What is expected: Find every line in the records below that contains the word "endémie", and copy each such line.

Recorded data:
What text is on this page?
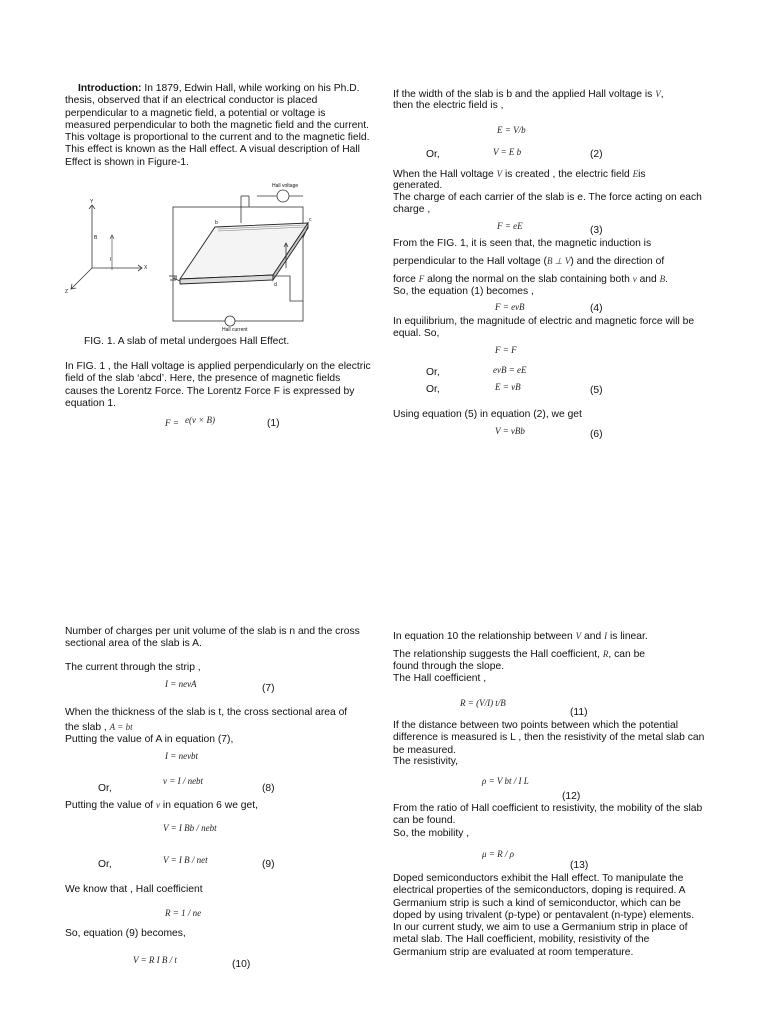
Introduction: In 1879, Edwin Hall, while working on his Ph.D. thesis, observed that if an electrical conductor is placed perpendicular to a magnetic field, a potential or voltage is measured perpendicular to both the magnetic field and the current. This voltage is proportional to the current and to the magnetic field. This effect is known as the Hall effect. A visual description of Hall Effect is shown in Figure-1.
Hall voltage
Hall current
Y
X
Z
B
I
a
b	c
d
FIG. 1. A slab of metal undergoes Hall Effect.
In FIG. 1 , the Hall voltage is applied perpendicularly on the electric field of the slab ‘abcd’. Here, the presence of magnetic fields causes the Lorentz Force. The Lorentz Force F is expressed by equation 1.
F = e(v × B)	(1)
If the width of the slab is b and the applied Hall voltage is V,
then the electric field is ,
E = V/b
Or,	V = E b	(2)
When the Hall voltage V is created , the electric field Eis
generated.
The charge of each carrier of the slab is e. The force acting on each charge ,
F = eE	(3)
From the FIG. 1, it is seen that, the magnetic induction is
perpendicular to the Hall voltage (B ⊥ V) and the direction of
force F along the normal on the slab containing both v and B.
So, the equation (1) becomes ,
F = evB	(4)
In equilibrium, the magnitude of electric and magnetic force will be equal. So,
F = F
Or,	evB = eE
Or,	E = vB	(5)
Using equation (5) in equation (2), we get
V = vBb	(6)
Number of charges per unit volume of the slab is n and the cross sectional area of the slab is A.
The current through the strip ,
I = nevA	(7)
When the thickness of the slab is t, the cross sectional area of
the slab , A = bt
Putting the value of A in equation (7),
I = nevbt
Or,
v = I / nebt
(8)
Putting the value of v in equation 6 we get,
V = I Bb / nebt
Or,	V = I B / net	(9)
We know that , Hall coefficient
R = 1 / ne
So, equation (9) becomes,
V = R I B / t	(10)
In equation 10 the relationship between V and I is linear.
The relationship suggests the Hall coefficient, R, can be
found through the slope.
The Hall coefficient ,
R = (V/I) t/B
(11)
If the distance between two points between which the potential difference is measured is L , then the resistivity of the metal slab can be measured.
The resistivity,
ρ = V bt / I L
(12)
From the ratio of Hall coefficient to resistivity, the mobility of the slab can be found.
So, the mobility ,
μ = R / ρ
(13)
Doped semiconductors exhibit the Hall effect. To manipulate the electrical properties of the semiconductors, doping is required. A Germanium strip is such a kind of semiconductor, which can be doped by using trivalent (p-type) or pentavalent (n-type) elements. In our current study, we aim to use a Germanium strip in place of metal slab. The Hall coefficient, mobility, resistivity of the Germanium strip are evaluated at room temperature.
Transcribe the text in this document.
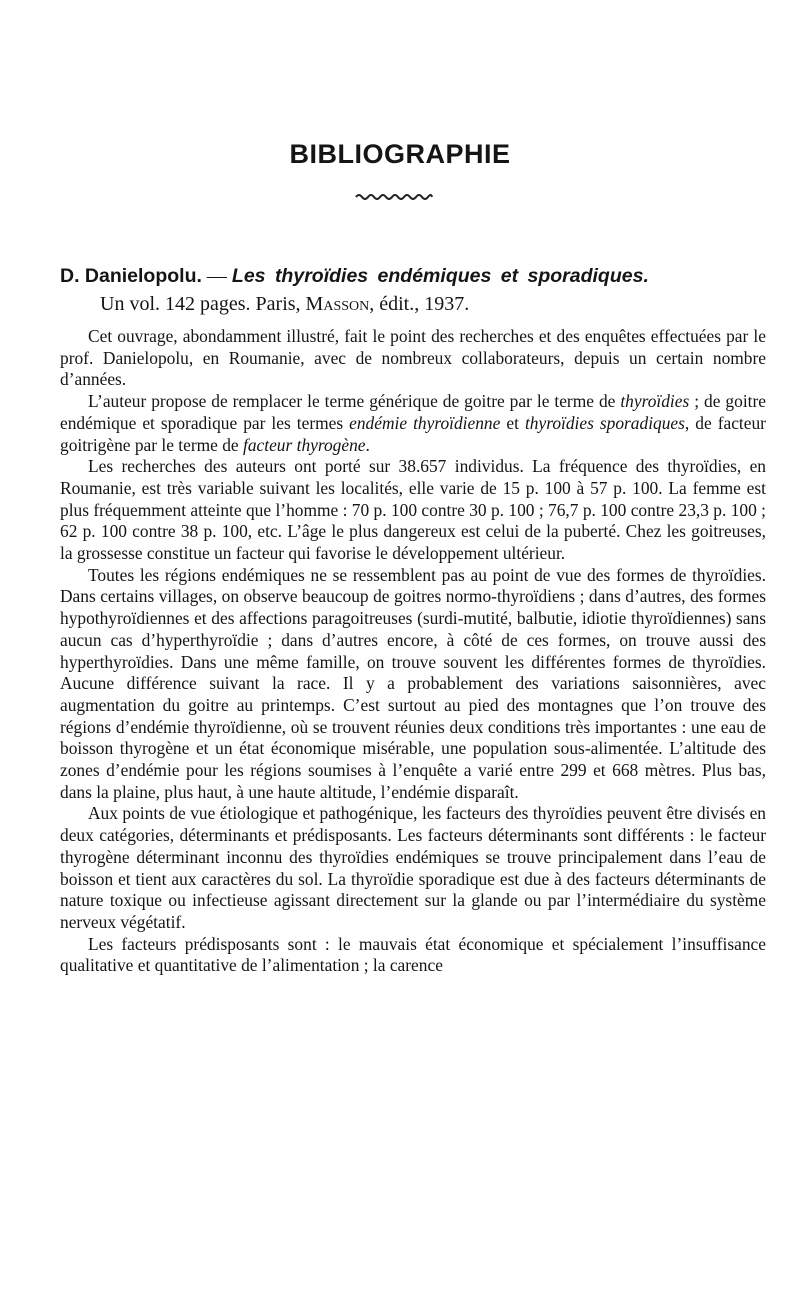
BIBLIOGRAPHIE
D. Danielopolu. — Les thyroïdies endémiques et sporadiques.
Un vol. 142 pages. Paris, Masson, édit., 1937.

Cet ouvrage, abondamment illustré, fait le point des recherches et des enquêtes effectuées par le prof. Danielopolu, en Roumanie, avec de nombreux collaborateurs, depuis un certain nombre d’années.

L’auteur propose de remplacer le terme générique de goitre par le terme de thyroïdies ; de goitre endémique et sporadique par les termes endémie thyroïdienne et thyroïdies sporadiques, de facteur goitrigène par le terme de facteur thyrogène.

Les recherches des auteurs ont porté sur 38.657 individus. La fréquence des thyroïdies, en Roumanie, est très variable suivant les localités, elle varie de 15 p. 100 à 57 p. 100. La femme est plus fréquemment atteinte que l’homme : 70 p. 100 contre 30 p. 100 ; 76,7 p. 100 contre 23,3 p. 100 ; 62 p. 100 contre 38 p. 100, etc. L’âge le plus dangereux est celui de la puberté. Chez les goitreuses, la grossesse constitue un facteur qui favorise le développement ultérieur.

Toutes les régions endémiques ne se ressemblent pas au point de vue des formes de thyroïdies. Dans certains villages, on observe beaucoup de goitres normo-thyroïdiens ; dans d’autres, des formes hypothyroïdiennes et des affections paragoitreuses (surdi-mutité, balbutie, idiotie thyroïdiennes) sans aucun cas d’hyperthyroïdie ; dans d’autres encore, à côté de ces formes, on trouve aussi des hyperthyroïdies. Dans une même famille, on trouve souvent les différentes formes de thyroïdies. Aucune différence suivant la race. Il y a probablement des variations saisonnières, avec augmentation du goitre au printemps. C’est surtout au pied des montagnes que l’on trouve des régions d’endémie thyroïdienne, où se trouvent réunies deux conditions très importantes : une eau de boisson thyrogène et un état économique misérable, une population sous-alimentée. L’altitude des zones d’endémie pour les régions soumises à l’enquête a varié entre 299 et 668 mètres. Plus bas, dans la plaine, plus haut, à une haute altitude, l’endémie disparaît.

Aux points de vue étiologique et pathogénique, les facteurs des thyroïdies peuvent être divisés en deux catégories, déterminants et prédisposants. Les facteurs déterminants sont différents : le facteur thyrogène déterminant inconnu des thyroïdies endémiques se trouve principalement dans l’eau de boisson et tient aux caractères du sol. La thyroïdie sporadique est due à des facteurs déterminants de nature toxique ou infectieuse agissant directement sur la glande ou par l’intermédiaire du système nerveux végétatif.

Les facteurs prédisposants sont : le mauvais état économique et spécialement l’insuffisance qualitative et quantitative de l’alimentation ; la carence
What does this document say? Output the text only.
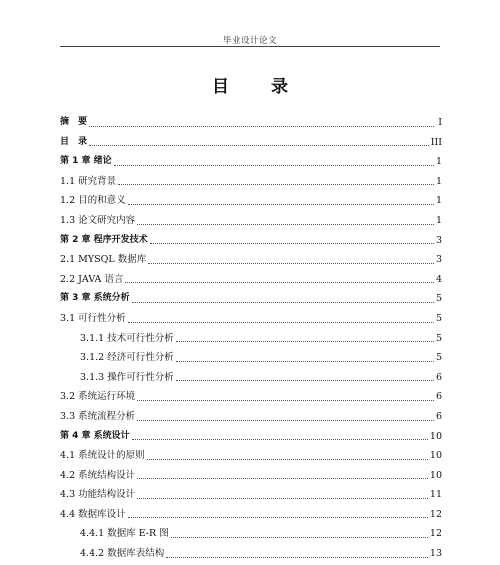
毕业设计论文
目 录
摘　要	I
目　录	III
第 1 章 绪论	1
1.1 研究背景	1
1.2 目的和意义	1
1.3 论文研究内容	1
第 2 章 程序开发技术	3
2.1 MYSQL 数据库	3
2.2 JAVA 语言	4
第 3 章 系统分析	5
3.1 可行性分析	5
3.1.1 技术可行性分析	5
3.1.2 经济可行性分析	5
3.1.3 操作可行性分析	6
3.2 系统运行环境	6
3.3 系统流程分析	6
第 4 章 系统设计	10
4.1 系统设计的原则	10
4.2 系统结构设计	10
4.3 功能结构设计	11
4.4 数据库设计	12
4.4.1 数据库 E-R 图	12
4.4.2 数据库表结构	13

Full response:
L’auteur propose de remplacer le terme générique de goitre par le terme de thyroïdies ; de goitre endémique et sporadique par les termes endémie thyroïdienne et thyroïdies sporadiques, de facteur goitrigène par le terme de facteur thyrogène.
Toutes les régions endémiques ne se ressemblent pas au point de vue des formes de thyroïdies. Dans certains villages, on observe beaucoup de goitres normo-thyroïdiens ; dans d’autres, des formes hypothyroïdiennes et des affections paragoitreuses (surdi-mutité, balbutie, idiotie thyroïdiennes) sans aucun cas d’hyperthyroïdie ; dans d’autres encore, à côté de ces formes, on trouve aussi des hyperthyroïdies. Dans une même famille, on trouve souvent les différentes formes de thyroïdies. Aucune différence suivant la race. Il y a probablement des variations saisonnières, avec augmentation du goitre au printemps. C’est surtout au pied des montagnes que l’on trouve des régions d’endémie thyroïdienne, où se trouvent réunies deux conditions très importantes : une eau de boisson thyrogène et un état économique misérable, une population sous-alimentée. L’altitude des zones d’endémie pour les régions soumises à l’enquête a varié entre 299 et 668 mètres. Plus bas, dans la plaine, plus haut, à une haute altitude, l’endémie disparaît.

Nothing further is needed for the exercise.